*WRITTEN REQUEST*: Every entry below must be repeated exactly; skip the pictures.

*DATA RECORDS*:
————————
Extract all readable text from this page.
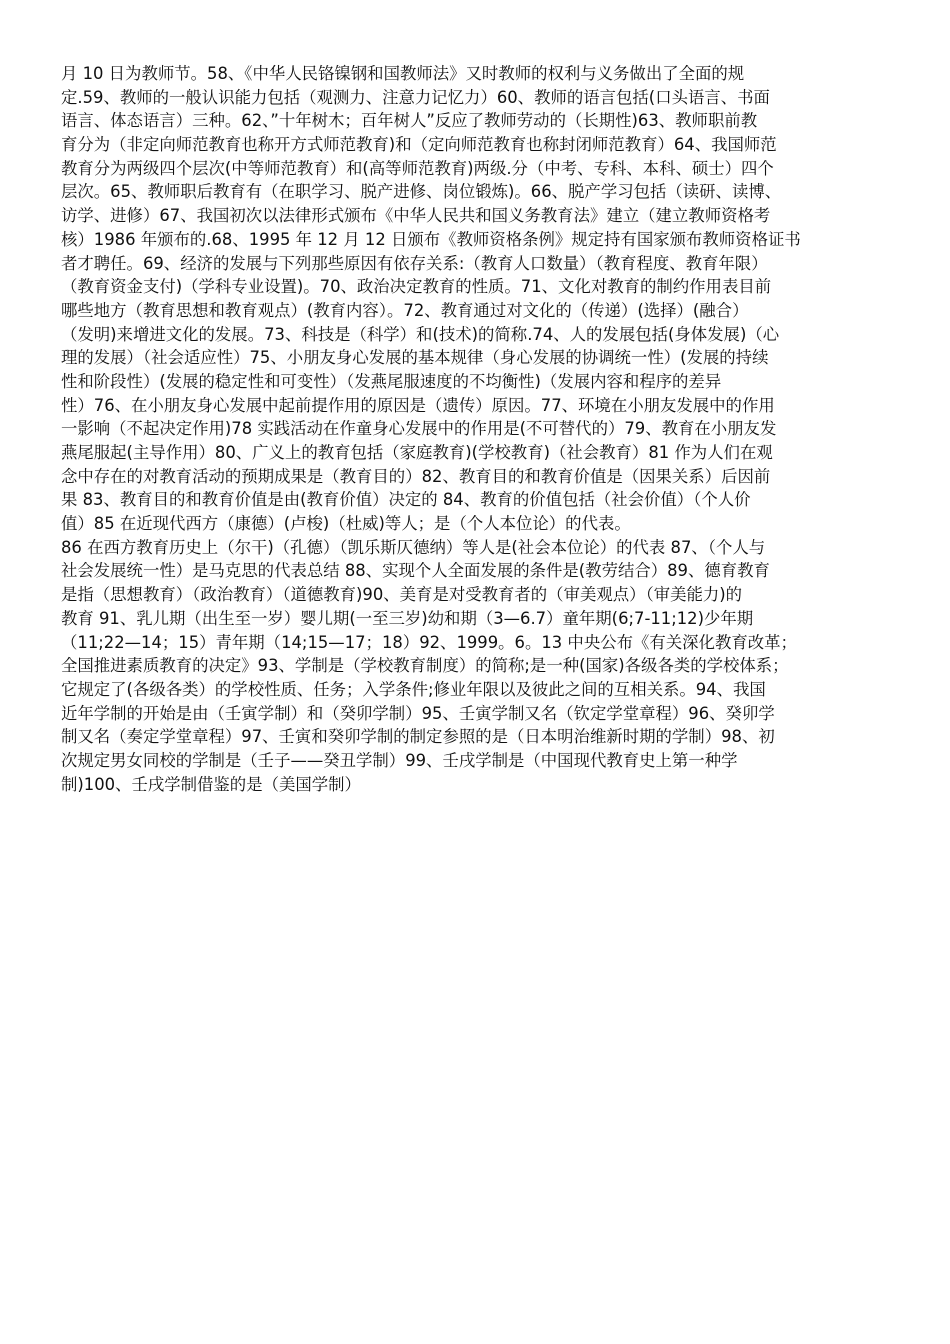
月 10 日为教师节。58、《中华人民铬镍钢和国教师法》又时教师的权利与义务做出了全面的规
定.59、教师的一般认识能力包括（观测力、注意力记忆力）60、教师的语言包括(口头语言、书面
语言、体态语言）三种。62、”十年树木；百年树人”反应了教师劳动的（长期性)63、教师职前教
育分为（非定向师范教育也称开方式师范教育)和（定向师范教育也称封闭师范教育）64、我国师范
教育分为两级四个层次(中等师范教育）和(高等师范教育)两级.分（中考、专科、本科、硕士）四个
层次。65、教师职后教育有（在职学习、脱产进修、岗位锻炼)。66、脱产学习包括（读研、读博、
访学、进修）67、我国初次以法律形式颁布《中华人民共和国义务教育法》建立（建立教师资格考
核）1986 年颁布的.68、1995 年 12 月 12 日颁布《教师资格条例》规定持有国家颁布教师资格证书
者才聘任。69、经济的发展与下列那些原因有依存关系:（教育人口数量）（教育程度、教育年限）
（教育资金支付)（学科专业设置)。70、政治决定教育的性质。71、文化对教育的制约作用表目前
哪些地方（教育思想和教育观点）(教育内容）。72、教育通过对文化的（传递）(选择）(融合）
（发明)来增进文化的发展。73、科技是（科学）和(技术)的简称.74、人的发展包括(身体发展)（心
理的发展）（社会适应性）75、小朋友身心发展的基本规律（身心发展的协调统一性）(发展的持续
性和阶段性）(发展的稳定性和可变性）（发燕尾服速度的不均衡性)（发展内容和程序的差异
性）76、在小朋友身心发展中起前提作用的原因是（遗传）原因。77、环境在小朋友发展中的作用
一影响（不起决定作用)78 实践活动在作童身心发展中的作用是(不可替代的）79、教育在小朋友发
燕尾服起(主导作用）80、广义上的教育包括（家庭教育)(学校教育)（社会教育）81 作为人们在观
念中存在的对教育活动的预期成果是（教育目的）82、教育目的和教育价值是（因果关系）后因前
果 83、教育目的和教育价值是由(教育价值）决定的 84、教育的价值包括（社会价值）（个人价
值）85 在近现代西方（康德）(卢梭)（杜威)等人；是（个人本位论）的代表。
86 在西方教育历史上（尔干)（孔德）（凯乐斯仄德纳）等人是(社会本位论）的代表 87、（个人与
社会发展统一性）是马克思的代表总结 88、实现个人全面发展的条件是(教劳结合）89、德育教育
是指（思想教育）（政治教育）（道德教育)90、美育是对受教育者的（审美观点）（审美能力)的
教育 91、乳儿期（出生至一岁）婴儿期(一至三岁)幼和期（3—6.7）童年期(6;7-11;12)少年期
（11;22—14；15）青年期（14;15—17；18）92、1999。6。13 中央公布《有关深化教育改革；
全国推进素质教育的决定》93、学制是（学校教育制度）的简称;是一种(国家)各级各类的学校体系；
它规定了(各级各类）的学校性质、任务；入学条件;修业年限以及彼此之间的互相关系。94、我国
近年学制的开始是由（壬寅学制）和（癸卯学制）95、壬寅学制又名（钦定学堂章程）96、癸卯学
制又名（奏定学堂章程）97、壬寅和癸卯学制的制定参照的是（日本明治维新时期的学制）98、初
次规定男女同校的学制是（壬子——癸丑学制）99、壬戌学制是（中国现代教育史上第一种学
制)100、壬戌学制借鉴的是（美国学制）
————————
*EXERCISE ANSWER*:
Extract all readable text from this page.
月 10 日为教师节。58、《中华人民铬镍钢和国教师法》又时教师的权利与义务做出了全面的规
定.59、教师的一般认识能力包括（观测力、注意力记忆力）60、教师的语言包括(口头语言、书面
语言、体态语言）三种。62、”十年树木；百年树人”反应了教师劳动的（长期性)63、教师职前教
育分为（非定向师范教育也称开方式师范教育)和（定向师范教育也称封闭师范教育）64、我国师范
教育分为两级四个层次(中等师范教育）和(高等师范教育)两级.分（中考、专科、本科、硕士）四个
层次。65、教师职后教育有（在职学习、脱产进修、岗位锻炼)。66、脱产学习包括（读研、读博、
访学、进修）67、我国初次以法律形式颁布《中华人民共和国义务教育法》建立（建立教师资格考
核）1986 年颁布的.68、1995 年 12 月 12 日颁布《教师资格条例》规定持有国家颁布教师资格证书
者才聘任。69、经济的发展与下列那些原因有依存关系:（教育人口数量）（教育程度、教育年限）
（教育资金支付)（学科专业设置)。70、政治决定教育的性质。71、文化对教育的制约作用表目前
哪些地方（教育思想和教育观点）(教育内容）。72、教育通过对文化的（传递）(选择）(融合）
（发明)来增进文化的发展。73、科技是（科学）和(技术)的简称.74、人的发展包括(身体发展)（心
理的发展）（社会适应性）75、小朋友身心发展的基本规律（身心发展的协调统一性）(发展的持续
性和阶段性）(发展的稳定性和可变性）（发燕尾服速度的不均衡性)（发展内容和程序的差异
性）76、在小朋友身心发展中起前提作用的原因是（遗传）原因。77、环境在小朋友发展中的作用
一影响（不起决定作用)78 实践活动在作童身心发展中的作用是(不可替代的）79、教育在小朋友发
燕尾服起(主导作用）80、广义上的教育包括（家庭教育)(学校教育)（社会教育）81 作为人们在观
念中存在的对教育活动的预期成果是（教育目的）82、教育目的和教育价值是（因果关系）后因前
果 83、教育目的和教育价值是由(教育价值）决定的 84、教育的价值包括（社会价值）（个人价
值）85 在近现代西方（康德）(卢梭)（杜威)等人；是（个人本位论）的代表。
86 在西方教育历史上（尔干)（孔德）（凯乐斯仄德纳）等人是(社会本位论）的代表 87、（个人与
社会发展统一性）是马克思的代表总结 88、实现个人全面发展的条件是(教劳结合）89、德育教育
是指（思想教育）（政治教育）（道德教育)90、美育是对受教育者的（审美观点）（审美能力)的
教育 91、乳儿期（出生至一岁）婴儿期(一至三岁)幼和期（3—6.7）童年期(6;7-11;12)少年期
（11;22—14；15）青年期（14;15—17；18）92、1999。6。13 中央公布《有关深化教育改革；
全国推进素质教育的决定》93、学制是（学校教育制度）的简称;是一种(国家)各级各类的学校体系；
它规定了(各级各类）的学校性质、任务；入学条件;修业年限以及彼此之间的互相关系。94、我国
近年学制的开始是由（壬寅学制）和（癸卯学制）95、壬寅学制又名（钦定学堂章程）96、癸卯学
制又名（奏定学堂章程）97、壬寅和癸卯学制的制定参照的是（日本明治维新时期的学制）98、初
次规定男女同校的学制是（壬子——癸丑学制）99、壬戌学制是（中国现代教育史上第一种学
制)100、壬戌学制借鉴的是（美国学制）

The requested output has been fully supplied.